── Data provided ──

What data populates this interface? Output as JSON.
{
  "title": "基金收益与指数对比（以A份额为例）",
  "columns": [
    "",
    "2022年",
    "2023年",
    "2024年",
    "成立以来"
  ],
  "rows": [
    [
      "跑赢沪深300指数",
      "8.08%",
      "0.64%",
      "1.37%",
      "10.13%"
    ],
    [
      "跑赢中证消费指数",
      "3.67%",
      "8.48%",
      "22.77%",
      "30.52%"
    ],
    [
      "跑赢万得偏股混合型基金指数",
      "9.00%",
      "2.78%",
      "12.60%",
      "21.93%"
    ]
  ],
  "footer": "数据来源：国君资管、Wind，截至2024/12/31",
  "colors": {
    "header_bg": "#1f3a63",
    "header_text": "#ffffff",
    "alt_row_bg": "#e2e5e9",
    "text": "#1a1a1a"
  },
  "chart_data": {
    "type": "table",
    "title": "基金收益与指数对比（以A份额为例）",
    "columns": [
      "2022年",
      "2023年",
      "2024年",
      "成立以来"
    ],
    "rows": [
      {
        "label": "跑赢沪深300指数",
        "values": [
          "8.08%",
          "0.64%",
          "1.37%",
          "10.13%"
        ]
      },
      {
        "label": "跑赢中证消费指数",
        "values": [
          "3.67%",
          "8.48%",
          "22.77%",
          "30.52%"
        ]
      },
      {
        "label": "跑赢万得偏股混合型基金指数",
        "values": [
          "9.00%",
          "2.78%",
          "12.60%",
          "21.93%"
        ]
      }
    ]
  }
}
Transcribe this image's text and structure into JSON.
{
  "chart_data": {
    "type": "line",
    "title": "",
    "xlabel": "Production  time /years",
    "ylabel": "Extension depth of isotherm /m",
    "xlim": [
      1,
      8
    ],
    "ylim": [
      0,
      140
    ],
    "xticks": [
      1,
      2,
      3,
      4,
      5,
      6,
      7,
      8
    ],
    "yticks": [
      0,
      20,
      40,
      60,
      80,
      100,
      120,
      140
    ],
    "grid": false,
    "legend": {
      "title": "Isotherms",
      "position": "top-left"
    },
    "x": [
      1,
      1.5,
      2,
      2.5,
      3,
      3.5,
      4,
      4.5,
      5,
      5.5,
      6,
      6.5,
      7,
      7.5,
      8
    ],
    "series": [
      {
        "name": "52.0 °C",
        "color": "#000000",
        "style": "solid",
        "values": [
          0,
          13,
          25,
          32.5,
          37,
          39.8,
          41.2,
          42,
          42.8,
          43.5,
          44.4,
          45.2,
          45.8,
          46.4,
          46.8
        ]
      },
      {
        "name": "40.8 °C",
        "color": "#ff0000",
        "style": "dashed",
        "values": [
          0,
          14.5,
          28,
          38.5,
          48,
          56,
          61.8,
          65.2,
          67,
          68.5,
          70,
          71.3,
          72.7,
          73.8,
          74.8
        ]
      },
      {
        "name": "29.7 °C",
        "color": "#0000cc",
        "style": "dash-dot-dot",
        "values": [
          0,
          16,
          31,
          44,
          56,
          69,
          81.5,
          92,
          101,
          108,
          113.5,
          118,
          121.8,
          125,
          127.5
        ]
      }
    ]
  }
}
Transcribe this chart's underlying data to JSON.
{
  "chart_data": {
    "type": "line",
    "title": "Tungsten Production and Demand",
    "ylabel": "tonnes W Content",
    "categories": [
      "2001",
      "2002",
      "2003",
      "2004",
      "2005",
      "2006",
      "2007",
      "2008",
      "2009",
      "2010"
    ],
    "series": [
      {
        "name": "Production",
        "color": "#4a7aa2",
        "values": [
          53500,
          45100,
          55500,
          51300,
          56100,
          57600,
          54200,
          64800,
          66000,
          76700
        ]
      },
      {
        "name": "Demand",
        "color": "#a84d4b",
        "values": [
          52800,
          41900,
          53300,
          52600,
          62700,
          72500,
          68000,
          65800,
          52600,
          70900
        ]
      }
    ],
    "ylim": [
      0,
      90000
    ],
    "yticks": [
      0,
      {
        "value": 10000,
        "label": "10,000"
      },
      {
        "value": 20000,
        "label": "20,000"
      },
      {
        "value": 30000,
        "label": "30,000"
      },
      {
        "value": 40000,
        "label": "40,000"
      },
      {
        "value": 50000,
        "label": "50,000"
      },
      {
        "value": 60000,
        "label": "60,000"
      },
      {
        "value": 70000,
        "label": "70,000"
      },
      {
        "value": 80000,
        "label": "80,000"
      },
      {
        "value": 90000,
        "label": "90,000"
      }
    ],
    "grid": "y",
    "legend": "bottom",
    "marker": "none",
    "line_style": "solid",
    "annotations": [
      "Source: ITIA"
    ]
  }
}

───

# What is expected:
Each record must be repeated exactly as it is.

# The reply:
What data populates this interface? Output as JSON.
{
  "title": "基金收益与指数对比（以A份额为例）",
  "columns": [
    "",
    "2022年",
    "2023年",
    "2024年",
    "成立以来"
  ],
  "rows": [
    [
      "跑赢沪深300指数",
      "8.08%",
      "0.64%",
      "1.37%",
      "10.13%"
    ],
    [
      "跑赢中证消费指数",
      "3.67%",
      "8.48%",
      "22.77%",
      "30.52%"
    ],
    [
      "跑赢万得偏股混合型基金指数",
      "9.00%",
      "2.78%",
      "12.60%",
      "21.93%"
    ]
  ],
  "footer": "数据来源：国君资管、Wind，截至2024/12/31",
  "colors": {
    "header_bg": "#1f3a63",
    "header_text": "#ffffff",
    "alt_row_bg": "#e2e5e9",
    "text": "#1a1a1a"
  },
  "chart_data": {
    "type": "table",
    "title": "基金收益与指数对比（以A份额为例）",
    "columns": [
      "2022年",
      "2023年",
      "2024年",
      "成立以来"
    ],
    "rows": [
      {
        "label": "跑赢沪深300指数",
        "values": [
          "8.08%",
          "0.64%",
          "1.37%",
          "10.13%"
        ]
      },
      {
        "label": "跑赢中证消费指数",
        "values": [
          "3.67%",
          "8.48%",
          "22.77%",
          "30.52%"
        ]
      },
      {
        "label": "跑赢万得偏股混合型基金指数",
        "values": [
          "9.00%",
          "2.78%",
          "12.60%",
          "21.93%"
        ]
      }
    ]
  }
}
Transcribe this image's text and structure into JSON.
{
  "chart_data": {
    "type": "line",
    "title": "",
    "xlabel": "Production  time /years",
    "ylabel": "Extension depth of isotherm /m",
    "xlim": [
      1,
      8
    ],
    "ylim": [
      0,
      140
    ],
    "xticks": [
      1,
      2,
      3,
      4,
      5,
      6,
      7,
      8
    ],
    "yticks": [
      0,
      20,
      40,
      60,
      80,
      100,
      120,
      140
    ],
    "grid": false,
    "legend": {
      "title": "Isotherms",
      "position": "top-left"
    },
    "x": [
      1,
      1.5,
      2,
      2.5,
      3,
      3.5,
      4,
      4.5,
      5,
      5.5,
      6,
      6.5,
      7,
      7.5,
      8
    ],
    "series": [
      {
        "name": "52.0 °C",
        "color": "#000000",
        "style": "solid",
        "values": [
          0,
          13,
          25,
          32.5,
          37,
          39.8,
          41.2,
          42,
          42.8,
          43.5,
          44.4,
          45.2,
          45.8,
          46.4,
          46.8
        ]
      },
      {
        "name": "40.8 °C",
        "color": "#ff0000",
        "style": "dashed",
        "values": [
          0,
          14.5,
          28,
          38.5,
          48,
          56,
          61.8,
          65.2,
          67,
          68.5,
          70,
          71.3,
          72.7,
          73.8,
          74.8
        ]
      },
      {
        "name": "29.7 °C",
        "color": "#0000cc",
        "style": "dash-dot-dot",
        "values": [
          0,
          16,
          31,
          44,
          56,
          69,
          81.5,
          92,
          101,
          108,
          113.5,
          118,
          121.8,
          125,
          127.5
        ]
      }
    ]
  }
}
Transcribe this chart's underlying data to JSON.
{
  "chart_data": {
    "type": "line",
    "title": "Tungsten Production and Demand",
    "ylabel": "tonnes W Content",
    "categories": [
      "2001",
      "2002",
      "2003",
      "2004",
      "2005",
      "2006",
      "2007",
      "2008",
      "2009",
      "2010"
    ],
    "series": [
      {
        "name": "Production",
        "color": "#4a7aa2",
        "values": [
          53500,
          45100,
          55500,
          51300,
          56100,
          57600,
          54200,
          64800,
          66000,
          76700
        ]
      },
      {
        "name": "Demand",
        "color": "#a84d4b",
        "values": [
          52800,
          41900,
          53300,
          52600,
          62700,
          72500,
          68000,
          65800,
          52600,
          70900
        ]
      }
    ],
    "ylim": [
      0,
      90000
    ],
    "yticks": [
      0,
      {
        "value": 10000,
        "label": "10,000"
      },
      {
        "value": 20000,
        "label": "20,000"
      },
      {
        "value": 30000,
        "label": "30,000"
      },
      {
        "value": 40000,
        "label": "40,000"
      },
      {
        "value": 50000,
        "label": "50,000"
      },
      {
        "value": 60000,
        "label": "60,000"
      },
      {
        "value": 70000,
        "label": "70,000"
      },
      {
        "value": 80000,
        "label": "80,000"
      },
      {
        "value": 90000,
        "label": "90,000"
      }
    ],
    "grid": "y",
    "legend": "bottom",
    "marker": "none",
    "line_style": "solid",
    "annotations": [
      "Source: ITIA"
    ]
  }
}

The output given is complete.